%%
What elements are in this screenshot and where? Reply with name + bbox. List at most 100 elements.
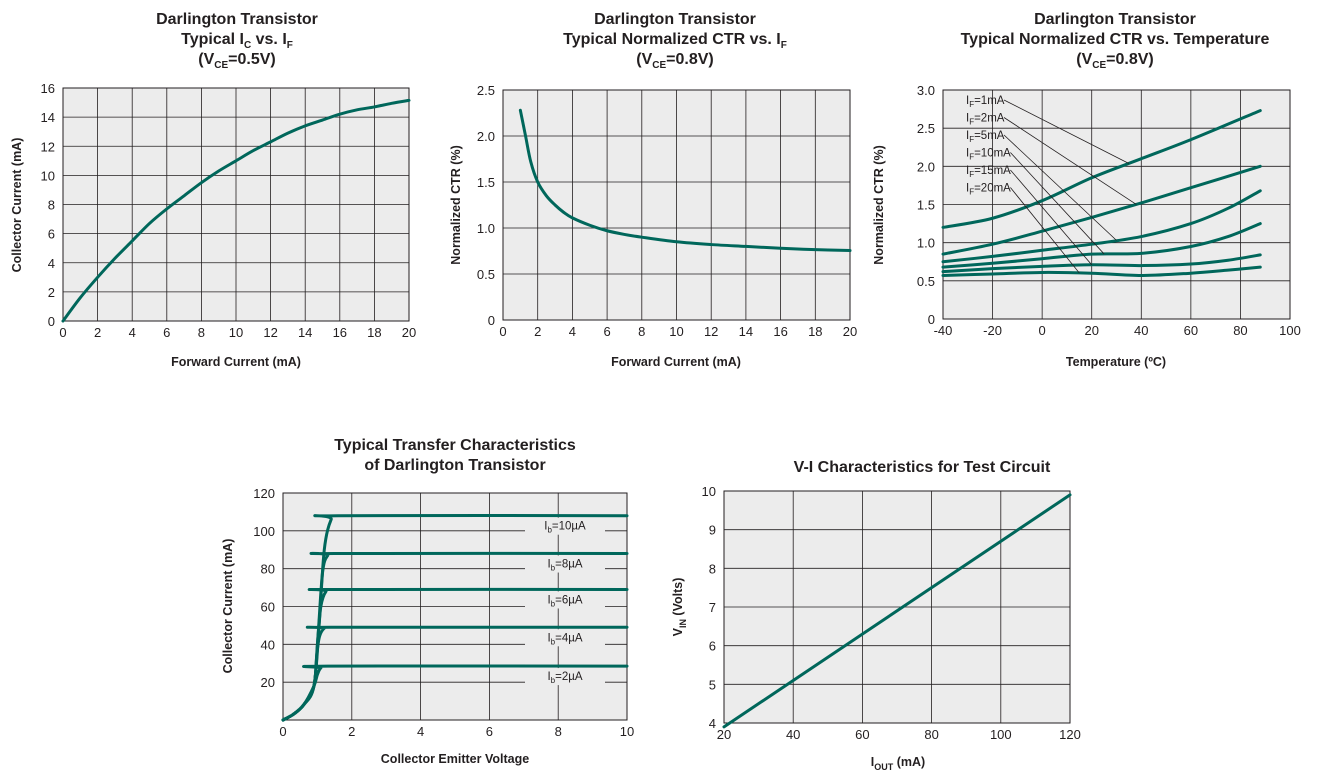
y-tick-label: 2 [48,285,55,300]
chart-ctr-vs-if: Darlington Transistor Typical Normalized… [449,11,857,369]
x-tick-label: 20 [1084,323,1098,338]
series-line [281,664,629,722]
x-tick-label: 80 [1233,323,1247,338]
y-tick-label: 20 [261,675,275,690]
series-label: IF=10mA [966,148,1011,162]
x-tick-label: 10 [229,325,243,340]
x-tick-label: 80 [924,727,938,742]
x-tick-label: 16 [333,325,347,340]
x-tick-label: 2 [94,325,101,340]
series-label-bg [525,555,605,573]
y-tick-label: 5 [709,677,716,692]
x-tick-label: 12 [704,324,718,339]
x-tick-label: -40 [934,323,953,338]
x-tick-label: 6 [486,724,493,739]
y-tick-label: 14 [41,110,55,125]
x-tick-label: 0 [499,324,506,339]
x-tick-label: 0 [59,325,66,340]
leader-line [1003,117,1137,205]
chart-ic-vs-if: Darlington Transistor Typical IC vs. IF … [10,11,416,369]
series-label: Ib=8µA [547,559,582,573]
y-tick-label: 2.5 [477,83,495,98]
chart-vi-characteristics: V-I Characteristics for Test Circuit 20 4… [671,459,1081,770]
y-tick-label: 6 [709,639,716,654]
x-tick-label: 20 [843,324,857,339]
series-label: Ib=4µA [547,632,582,646]
y-tick-label: 1.5 [917,198,935,213]
y-tick-label: 1.0 [917,236,935,251]
chart-title-line-1: Darlington Transistor [1034,11,1196,28]
leader-line [1010,187,1080,274]
series-label: IF=15mA [966,165,1011,179]
series-line [941,189,1262,264]
y-tick-label: 1.0 [477,221,495,236]
x-tick-label: 8 [638,324,645,339]
series-label: Ib=6µA [547,594,582,608]
x-tick-label: 14 [298,325,312,340]
y-tick-label: 12 [41,139,55,154]
x-tick-label: 60 [855,727,869,742]
y-axis-label: Normalized CTR (%) [449,145,463,264]
x-tick-label: 10 [669,324,683,339]
y-tick-label: 120 [253,486,275,501]
series-label-bg [525,517,605,535]
y-tick-label: 80 [261,562,275,577]
series-line [941,265,1262,277]
y-tick-label: 100 [253,524,275,539]
series-line [722,493,1072,729]
x-tick-label: 4 [417,724,424,739]
y-tick-label: 2.0 [477,129,495,144]
y-tick-label: 1.5 [477,175,495,190]
x-tick-label: 20 [402,325,416,340]
y-axis-label: Collector Current (mA) [221,539,235,674]
y-tick-label: 9 [709,523,716,538]
x-tick-label: 6 [163,325,170,340]
series-label: IF=1mA [966,95,1005,109]
y-tick-label: 0.5 [477,267,495,282]
y-tick-label: 6 [48,227,55,242]
y-tick-label: 0.5 [917,274,935,289]
y-axis-label: Collector Current (mA) [10,138,24,273]
series-label: Ib=2µA [547,671,582,685]
x-axis-label: Collector Emitter Voltage [381,752,529,766]
chart-title-line-2: of Darlington Transistor [364,457,545,474]
x-tick-label: 0 [1039,323,1046,338]
y-tick-label: 0 [48,314,55,329]
x-tick-label: 60 [1184,323,1198,338]
x-axis-label: IOUT (mA) [871,755,925,770]
x-tick-label: 18 [808,324,822,339]
chart-title-line-1: Darlington Transistor [156,11,318,28]
series-label-bg [525,591,605,609]
series-line [61,98,411,323]
x-tick-label: 12 [263,325,277,340]
chart-title-line-3: (VCE=0.5V) [198,51,276,71]
chart-title-line-1: Darlington Transistor [594,11,756,28]
x-tick-label: 4 [569,324,576,339]
x-tick-label: 8 [555,724,562,739]
leader-line [1010,169,1093,266]
series-label-bg [525,629,605,647]
x-axis-label: Forward Current (mA) [611,355,741,369]
chart-title-line-2: Typical Normalized CTR vs. Temperature [961,31,1270,48]
leader-line [1003,134,1117,241]
x-tick-label: 100 [1279,323,1301,338]
chart-title-line-2: Typical Normalized CTR vs. IF [563,31,787,51]
y-tick-label: 10 [702,484,716,499]
series-label: IF=5mA [966,130,1005,144]
series-label: IF=2mA [966,113,1005,127]
chart-title-line-2: Typical IC vs. IF [181,31,293,51]
chart-title-line-3: (VCE=0.8V) [1076,51,1154,71]
y-tick-label: 7 [709,600,716,615]
y-tick-label: 2.5 [917,121,935,136]
chart-title-line-1: V-I Characteristics for Test Circuit [794,459,1051,476]
x-tick-label: 14 [739,324,753,339]
y-axis-label: VIN (Volts) [671,578,688,637]
leader-line [1003,99,1130,164]
y-tick-label: 16 [41,81,55,96]
y-axis-label: Normalized CTR (%) [872,145,886,264]
x-tick-label: 40 [1134,323,1148,338]
chart-transfer-characteristics: Typical Transfer Characteristics of Darl… [221,437,634,766]
series-label: Ib=10µA [544,521,586,535]
x-tick-label: 120 [1059,727,1081,742]
x-tick-label: 0 [279,724,286,739]
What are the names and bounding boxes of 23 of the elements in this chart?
%%
- [What to produce]: Rename "x-tick-label" to "horizontal-tick-label" in the rows that begin at the line with "y-tick-label: 2 [48,285,55,300]" and stop after the line with "series-label: IF=10mA [966,148,1011,162]", leaving everything else unchanged. Give only those rows.

- [Exercise answer]:
y-tick-label: 2 [48,285,55,300]
chart-ctr-vs-if: Darlington Transistor Typical Normalized… [449,11,857,369]
horizontal-tick-label: 20 [1084,323,1098,338]
series-line [281,664,629,722]
horizontal-tick-label: 80 [1233,323,1247,338]
y-tick-label: 20 [261,675,275,690]
series-label: IF=10mA [966,148,1011,162]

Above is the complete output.